**REQUIREMENT**
Lift out all lines below that contain "this".
##########
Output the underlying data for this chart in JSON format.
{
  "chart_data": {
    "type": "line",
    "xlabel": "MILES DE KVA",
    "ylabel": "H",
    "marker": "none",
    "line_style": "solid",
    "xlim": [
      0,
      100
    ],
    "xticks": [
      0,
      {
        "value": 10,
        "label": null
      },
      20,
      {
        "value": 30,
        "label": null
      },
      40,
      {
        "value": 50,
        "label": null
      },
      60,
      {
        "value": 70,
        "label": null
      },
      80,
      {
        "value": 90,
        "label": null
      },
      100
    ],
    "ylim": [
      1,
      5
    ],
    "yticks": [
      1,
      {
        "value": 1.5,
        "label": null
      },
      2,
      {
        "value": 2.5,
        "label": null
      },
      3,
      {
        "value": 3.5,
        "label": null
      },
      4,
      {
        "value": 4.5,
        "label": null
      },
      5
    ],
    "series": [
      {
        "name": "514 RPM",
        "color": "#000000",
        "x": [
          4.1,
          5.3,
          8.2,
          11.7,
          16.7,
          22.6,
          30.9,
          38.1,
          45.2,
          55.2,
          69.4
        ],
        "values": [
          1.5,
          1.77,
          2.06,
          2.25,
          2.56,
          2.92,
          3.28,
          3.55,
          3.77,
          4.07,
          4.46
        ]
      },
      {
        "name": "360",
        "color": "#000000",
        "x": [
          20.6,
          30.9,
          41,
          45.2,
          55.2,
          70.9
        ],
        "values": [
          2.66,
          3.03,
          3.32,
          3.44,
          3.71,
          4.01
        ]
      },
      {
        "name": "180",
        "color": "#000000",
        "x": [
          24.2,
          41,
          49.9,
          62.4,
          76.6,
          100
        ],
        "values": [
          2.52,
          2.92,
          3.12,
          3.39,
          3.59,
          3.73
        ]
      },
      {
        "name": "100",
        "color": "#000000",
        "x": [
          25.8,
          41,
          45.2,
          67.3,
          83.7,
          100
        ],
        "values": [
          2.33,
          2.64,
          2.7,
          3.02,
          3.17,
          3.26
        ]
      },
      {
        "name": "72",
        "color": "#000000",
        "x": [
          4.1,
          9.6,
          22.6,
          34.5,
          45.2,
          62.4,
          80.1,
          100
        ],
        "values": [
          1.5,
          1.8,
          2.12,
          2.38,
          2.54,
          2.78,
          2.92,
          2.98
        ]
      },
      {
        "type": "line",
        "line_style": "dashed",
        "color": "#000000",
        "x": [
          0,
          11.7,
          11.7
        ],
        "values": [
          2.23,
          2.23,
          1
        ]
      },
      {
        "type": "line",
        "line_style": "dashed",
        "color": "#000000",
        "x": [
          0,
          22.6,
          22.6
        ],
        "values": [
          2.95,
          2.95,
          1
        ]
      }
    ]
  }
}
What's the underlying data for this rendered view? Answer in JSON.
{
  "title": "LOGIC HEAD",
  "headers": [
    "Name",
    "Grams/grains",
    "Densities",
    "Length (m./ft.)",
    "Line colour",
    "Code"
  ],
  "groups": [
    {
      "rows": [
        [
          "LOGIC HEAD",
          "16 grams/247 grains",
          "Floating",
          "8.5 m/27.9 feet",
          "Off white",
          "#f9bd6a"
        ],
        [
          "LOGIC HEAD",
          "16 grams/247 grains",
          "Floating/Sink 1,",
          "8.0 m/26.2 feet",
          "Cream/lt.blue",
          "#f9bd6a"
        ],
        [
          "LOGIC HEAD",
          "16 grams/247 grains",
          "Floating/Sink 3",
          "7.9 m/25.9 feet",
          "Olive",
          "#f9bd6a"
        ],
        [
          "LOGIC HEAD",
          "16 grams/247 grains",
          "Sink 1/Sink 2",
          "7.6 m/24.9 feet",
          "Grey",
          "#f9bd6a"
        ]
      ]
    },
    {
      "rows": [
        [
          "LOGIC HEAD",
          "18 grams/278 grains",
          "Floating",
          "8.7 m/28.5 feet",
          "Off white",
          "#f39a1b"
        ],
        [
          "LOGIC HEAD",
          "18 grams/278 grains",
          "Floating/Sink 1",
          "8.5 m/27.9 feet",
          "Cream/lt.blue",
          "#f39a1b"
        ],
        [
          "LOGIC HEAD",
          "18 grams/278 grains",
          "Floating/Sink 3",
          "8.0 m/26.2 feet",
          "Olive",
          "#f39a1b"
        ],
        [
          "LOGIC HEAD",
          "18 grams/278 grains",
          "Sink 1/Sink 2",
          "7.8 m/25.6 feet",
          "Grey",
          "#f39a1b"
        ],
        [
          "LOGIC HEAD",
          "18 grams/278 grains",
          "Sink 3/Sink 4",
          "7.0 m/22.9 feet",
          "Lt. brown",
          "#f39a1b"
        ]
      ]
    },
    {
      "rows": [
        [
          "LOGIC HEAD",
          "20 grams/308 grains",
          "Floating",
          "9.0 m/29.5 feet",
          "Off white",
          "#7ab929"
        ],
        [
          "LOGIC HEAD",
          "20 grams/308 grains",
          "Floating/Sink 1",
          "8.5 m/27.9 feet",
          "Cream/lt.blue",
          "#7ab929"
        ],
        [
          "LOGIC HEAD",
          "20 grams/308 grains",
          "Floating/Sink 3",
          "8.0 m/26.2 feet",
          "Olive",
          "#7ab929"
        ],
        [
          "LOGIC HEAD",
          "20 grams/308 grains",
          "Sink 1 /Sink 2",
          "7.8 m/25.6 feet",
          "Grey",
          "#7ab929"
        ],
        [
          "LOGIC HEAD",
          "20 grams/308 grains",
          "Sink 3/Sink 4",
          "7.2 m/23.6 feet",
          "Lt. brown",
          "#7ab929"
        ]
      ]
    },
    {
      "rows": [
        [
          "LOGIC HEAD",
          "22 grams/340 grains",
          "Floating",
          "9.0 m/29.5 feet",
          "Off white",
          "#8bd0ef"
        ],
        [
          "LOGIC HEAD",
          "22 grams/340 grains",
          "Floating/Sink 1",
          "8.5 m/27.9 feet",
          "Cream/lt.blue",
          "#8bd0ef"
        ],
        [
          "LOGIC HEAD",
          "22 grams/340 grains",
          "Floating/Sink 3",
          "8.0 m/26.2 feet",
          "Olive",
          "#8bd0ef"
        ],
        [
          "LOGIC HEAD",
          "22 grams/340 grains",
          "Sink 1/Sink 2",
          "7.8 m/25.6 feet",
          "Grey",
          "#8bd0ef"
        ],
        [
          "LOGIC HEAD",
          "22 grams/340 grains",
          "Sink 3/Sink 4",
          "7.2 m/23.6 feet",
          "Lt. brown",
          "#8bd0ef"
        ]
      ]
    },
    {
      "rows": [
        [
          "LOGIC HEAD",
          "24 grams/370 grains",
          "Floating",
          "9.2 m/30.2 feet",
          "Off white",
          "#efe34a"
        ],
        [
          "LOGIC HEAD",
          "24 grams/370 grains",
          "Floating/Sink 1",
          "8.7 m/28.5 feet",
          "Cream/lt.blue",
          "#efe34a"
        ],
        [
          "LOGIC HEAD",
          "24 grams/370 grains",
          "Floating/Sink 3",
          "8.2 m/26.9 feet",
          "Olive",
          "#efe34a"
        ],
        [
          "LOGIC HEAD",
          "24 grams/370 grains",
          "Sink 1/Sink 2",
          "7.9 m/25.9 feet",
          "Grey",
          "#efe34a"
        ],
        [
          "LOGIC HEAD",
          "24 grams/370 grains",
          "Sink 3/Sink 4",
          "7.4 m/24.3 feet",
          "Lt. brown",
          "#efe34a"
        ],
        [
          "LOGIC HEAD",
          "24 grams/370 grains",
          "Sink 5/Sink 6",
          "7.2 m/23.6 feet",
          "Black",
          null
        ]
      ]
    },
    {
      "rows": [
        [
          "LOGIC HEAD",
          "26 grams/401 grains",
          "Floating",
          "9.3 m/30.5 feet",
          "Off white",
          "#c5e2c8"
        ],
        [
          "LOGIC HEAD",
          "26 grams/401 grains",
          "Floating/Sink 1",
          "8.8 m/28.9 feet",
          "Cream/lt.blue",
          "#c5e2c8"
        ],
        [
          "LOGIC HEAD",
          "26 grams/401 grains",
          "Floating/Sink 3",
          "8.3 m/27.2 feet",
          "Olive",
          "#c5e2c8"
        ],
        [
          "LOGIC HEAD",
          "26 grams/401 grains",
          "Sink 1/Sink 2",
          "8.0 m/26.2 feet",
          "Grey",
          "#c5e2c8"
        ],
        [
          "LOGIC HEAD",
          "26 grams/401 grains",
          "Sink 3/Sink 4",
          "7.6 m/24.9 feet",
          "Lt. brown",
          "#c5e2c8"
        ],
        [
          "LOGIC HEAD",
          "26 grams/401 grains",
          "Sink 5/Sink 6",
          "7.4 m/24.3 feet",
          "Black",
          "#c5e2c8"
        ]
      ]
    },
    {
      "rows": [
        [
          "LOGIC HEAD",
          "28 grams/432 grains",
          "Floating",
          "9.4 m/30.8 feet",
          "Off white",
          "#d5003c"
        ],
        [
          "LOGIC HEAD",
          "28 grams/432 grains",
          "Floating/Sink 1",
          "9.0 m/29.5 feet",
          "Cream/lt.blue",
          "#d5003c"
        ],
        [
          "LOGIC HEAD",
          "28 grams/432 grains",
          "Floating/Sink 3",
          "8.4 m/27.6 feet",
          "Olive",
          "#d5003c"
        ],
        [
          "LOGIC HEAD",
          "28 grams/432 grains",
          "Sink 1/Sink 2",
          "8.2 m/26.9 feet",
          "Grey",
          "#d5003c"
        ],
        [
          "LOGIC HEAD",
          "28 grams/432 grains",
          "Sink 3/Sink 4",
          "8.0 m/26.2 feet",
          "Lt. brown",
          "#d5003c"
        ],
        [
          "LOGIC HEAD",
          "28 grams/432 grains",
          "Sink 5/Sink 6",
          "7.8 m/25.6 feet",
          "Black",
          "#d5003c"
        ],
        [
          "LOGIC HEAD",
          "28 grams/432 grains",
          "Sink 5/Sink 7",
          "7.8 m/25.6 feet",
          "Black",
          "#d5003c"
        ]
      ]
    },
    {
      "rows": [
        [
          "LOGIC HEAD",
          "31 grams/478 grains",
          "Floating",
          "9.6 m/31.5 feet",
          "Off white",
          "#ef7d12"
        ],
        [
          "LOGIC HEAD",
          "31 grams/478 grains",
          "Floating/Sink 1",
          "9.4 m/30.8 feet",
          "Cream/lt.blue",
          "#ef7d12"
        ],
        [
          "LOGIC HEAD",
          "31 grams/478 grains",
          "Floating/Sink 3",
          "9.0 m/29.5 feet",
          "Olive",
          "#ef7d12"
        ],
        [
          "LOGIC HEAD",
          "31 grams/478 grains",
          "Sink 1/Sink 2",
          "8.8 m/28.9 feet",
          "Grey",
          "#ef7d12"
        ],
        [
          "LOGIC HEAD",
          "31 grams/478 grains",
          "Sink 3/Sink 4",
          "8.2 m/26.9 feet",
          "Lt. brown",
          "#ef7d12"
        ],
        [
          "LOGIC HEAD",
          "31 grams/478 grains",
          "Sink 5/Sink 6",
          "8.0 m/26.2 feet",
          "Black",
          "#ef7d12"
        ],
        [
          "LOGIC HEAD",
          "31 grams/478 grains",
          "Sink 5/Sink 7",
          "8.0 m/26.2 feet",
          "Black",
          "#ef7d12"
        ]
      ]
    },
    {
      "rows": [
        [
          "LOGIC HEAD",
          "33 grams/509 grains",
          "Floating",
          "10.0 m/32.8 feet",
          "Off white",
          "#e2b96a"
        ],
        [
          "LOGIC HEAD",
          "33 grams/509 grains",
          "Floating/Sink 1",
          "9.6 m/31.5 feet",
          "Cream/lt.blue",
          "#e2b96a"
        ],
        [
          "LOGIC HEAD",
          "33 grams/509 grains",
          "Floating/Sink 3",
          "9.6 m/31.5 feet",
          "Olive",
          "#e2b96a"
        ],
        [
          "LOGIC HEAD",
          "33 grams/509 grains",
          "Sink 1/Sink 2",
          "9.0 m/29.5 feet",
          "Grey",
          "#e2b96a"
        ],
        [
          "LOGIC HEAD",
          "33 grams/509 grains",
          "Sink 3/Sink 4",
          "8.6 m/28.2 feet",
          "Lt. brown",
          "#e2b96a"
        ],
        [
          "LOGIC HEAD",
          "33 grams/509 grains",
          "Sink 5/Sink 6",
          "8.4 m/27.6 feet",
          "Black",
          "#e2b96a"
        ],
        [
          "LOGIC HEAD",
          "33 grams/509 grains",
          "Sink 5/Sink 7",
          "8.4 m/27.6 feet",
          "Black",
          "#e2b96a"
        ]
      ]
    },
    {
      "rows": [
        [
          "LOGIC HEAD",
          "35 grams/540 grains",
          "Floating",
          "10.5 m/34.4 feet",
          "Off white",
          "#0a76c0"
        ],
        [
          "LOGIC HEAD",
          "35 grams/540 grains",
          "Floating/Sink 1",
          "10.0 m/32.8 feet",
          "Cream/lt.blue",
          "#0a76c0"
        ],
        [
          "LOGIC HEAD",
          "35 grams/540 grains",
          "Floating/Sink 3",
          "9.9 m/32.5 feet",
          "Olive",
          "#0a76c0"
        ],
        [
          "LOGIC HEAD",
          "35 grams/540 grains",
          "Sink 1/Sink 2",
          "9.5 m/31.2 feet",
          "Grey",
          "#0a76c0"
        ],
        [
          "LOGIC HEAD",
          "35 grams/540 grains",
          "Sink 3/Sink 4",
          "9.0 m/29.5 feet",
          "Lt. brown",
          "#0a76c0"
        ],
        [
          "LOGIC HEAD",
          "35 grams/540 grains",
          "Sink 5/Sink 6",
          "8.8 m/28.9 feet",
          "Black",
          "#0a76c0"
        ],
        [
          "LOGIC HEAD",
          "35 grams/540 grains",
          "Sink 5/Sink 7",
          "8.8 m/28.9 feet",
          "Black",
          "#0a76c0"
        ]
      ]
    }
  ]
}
##########
**SOLVED PROBLEM**
Output the underlying data for this chart in JSON format.
What's the underlying data for this rendered view? Answer in JSON.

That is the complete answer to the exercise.